(Items from a dataset)
----------------------------------------

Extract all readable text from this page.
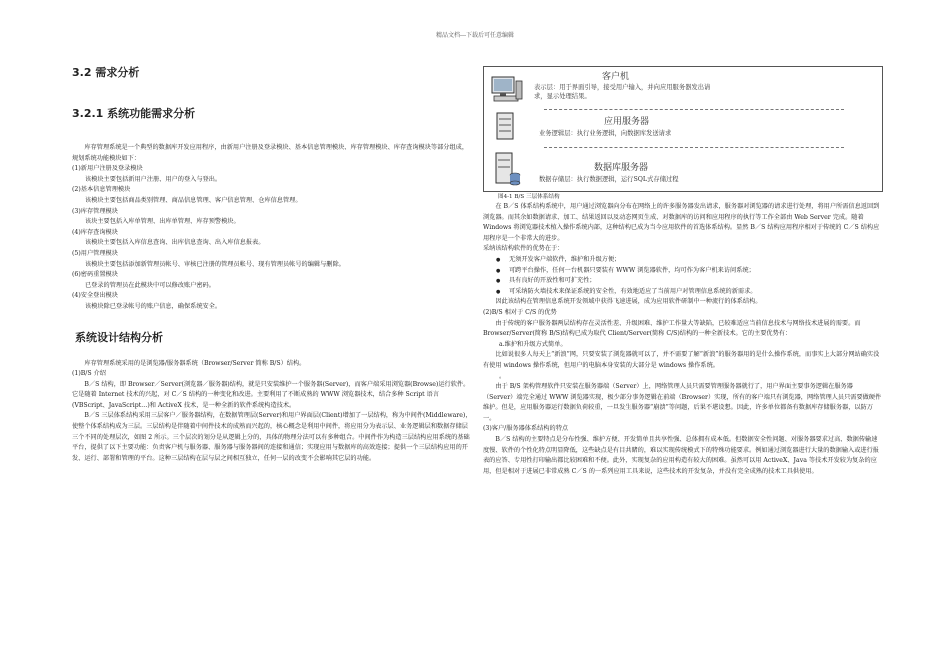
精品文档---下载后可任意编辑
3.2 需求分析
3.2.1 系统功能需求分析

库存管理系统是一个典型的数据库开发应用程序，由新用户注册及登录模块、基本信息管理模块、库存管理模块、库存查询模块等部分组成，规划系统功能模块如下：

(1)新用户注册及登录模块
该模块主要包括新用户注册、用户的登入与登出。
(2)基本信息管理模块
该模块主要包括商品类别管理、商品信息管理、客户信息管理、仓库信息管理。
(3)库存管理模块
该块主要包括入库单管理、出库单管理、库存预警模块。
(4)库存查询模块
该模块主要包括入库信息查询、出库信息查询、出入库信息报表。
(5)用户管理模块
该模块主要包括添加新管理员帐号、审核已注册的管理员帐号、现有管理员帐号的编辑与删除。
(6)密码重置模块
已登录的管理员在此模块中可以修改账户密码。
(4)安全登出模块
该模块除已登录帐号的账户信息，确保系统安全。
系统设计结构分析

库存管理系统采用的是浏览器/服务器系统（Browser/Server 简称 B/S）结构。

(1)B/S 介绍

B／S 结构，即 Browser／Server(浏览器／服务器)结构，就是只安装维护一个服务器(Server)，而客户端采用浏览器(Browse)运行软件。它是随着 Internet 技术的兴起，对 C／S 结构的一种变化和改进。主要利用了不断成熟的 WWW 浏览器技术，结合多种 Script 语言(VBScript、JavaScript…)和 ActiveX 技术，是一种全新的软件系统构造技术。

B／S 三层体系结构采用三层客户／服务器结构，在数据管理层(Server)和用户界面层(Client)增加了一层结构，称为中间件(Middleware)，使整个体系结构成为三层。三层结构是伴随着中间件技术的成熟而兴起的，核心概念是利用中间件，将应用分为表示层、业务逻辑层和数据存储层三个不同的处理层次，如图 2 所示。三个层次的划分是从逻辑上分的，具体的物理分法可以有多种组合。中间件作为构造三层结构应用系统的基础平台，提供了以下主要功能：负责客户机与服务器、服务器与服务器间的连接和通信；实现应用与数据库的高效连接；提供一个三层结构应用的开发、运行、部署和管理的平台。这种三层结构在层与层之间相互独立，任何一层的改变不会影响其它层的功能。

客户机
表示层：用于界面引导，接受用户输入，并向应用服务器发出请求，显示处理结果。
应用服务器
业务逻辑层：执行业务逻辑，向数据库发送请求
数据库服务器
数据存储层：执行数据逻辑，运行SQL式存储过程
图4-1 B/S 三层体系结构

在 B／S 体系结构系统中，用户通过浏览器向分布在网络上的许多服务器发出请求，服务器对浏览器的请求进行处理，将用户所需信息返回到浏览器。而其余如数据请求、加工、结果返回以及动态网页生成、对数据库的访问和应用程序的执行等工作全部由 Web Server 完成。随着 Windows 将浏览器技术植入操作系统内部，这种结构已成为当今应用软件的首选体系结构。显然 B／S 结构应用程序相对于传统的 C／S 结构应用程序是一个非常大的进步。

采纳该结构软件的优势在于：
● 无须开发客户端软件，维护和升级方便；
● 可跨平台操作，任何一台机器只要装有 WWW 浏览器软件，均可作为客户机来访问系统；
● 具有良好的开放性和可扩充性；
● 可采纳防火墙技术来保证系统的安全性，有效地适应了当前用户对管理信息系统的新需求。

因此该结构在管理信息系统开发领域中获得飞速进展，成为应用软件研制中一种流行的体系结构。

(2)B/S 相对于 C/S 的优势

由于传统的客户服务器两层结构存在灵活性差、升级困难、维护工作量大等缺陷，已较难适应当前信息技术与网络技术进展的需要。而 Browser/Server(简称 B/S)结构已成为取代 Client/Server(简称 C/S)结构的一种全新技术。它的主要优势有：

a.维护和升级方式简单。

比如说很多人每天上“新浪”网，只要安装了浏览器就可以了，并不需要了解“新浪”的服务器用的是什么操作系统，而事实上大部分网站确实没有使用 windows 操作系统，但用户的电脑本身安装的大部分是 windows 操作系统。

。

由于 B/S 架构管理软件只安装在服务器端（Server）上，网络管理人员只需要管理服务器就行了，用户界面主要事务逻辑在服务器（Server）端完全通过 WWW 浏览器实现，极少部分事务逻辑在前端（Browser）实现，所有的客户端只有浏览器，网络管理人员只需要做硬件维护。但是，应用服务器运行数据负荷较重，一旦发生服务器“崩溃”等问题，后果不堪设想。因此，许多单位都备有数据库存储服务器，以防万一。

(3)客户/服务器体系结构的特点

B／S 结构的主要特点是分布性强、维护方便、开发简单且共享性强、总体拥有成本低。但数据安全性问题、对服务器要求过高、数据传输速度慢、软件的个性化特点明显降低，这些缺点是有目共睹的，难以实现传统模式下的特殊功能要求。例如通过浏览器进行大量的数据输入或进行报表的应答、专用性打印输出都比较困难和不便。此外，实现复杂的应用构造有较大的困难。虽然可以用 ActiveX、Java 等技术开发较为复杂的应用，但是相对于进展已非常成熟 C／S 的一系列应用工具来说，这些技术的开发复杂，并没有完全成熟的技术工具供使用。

----------------------------------------

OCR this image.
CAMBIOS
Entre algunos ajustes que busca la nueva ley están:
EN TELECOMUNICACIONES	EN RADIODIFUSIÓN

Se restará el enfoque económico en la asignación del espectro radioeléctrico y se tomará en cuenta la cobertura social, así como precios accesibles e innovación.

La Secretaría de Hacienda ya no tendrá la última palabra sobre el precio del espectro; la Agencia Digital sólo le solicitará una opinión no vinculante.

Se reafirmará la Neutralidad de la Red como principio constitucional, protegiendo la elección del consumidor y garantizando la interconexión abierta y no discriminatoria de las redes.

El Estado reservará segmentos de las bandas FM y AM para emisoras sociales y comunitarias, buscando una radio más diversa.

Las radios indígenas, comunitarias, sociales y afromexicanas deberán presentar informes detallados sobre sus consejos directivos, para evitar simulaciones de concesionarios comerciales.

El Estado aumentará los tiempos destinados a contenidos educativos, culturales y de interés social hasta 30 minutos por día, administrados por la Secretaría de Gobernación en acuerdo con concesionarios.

----------------------------------------

▸ **AIM**: From the listing above, pick out every line containing "库存管理模块".

▸ **FULL SOLUTION**:
库存管理系统是一个典型的数据库开发应用程序，由新用户注册及登录模块、基本信息管理模块、库存管理模块、库存查询模块等部分组成，规划系统功能模块如下：
(3)库存管理模块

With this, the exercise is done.